* [Given instruction]: Copy out all lines that hold "What".

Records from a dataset

# # #

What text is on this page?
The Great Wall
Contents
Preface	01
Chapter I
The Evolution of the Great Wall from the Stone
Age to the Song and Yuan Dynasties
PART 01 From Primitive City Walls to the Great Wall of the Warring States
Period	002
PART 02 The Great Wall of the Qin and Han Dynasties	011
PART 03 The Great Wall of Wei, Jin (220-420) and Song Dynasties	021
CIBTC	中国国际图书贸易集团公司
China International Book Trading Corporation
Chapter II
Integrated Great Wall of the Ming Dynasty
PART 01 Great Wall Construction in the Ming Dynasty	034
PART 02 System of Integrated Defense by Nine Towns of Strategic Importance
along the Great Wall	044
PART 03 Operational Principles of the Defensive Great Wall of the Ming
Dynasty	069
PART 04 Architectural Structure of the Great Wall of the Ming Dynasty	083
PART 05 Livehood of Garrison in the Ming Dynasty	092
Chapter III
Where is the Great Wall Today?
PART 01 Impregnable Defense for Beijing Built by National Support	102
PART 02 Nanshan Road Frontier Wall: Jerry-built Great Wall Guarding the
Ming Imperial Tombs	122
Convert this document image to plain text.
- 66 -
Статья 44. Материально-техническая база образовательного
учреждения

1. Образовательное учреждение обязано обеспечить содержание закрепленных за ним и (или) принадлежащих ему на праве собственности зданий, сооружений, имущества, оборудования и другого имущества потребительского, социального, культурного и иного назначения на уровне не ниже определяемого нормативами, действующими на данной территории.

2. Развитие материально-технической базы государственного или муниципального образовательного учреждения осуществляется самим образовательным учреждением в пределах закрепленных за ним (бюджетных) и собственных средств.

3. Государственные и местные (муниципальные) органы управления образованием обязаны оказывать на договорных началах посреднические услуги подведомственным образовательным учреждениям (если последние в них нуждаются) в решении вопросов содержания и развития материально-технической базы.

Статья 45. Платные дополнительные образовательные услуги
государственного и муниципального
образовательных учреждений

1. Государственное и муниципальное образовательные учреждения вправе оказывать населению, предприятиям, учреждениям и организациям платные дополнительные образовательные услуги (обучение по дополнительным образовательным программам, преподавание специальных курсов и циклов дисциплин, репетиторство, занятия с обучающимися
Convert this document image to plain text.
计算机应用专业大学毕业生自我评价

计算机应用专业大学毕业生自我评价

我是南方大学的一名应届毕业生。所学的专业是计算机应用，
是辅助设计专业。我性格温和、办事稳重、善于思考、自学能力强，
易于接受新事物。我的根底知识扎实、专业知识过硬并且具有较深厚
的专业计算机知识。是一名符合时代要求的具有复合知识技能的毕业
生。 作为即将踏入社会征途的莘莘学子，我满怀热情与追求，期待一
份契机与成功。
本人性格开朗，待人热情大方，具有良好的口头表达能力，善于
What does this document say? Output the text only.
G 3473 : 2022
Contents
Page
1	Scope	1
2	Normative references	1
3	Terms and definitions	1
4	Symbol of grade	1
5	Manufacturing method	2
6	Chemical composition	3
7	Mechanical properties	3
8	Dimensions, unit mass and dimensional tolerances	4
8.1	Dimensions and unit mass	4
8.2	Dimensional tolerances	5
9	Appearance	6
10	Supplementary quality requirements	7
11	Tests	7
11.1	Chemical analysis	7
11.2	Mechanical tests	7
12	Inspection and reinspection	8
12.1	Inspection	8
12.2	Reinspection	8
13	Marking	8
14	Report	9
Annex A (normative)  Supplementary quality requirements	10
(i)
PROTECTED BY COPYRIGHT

# # #

* [Solution to the exercise]:
What text is on this page?
What does this document say? Output the text only.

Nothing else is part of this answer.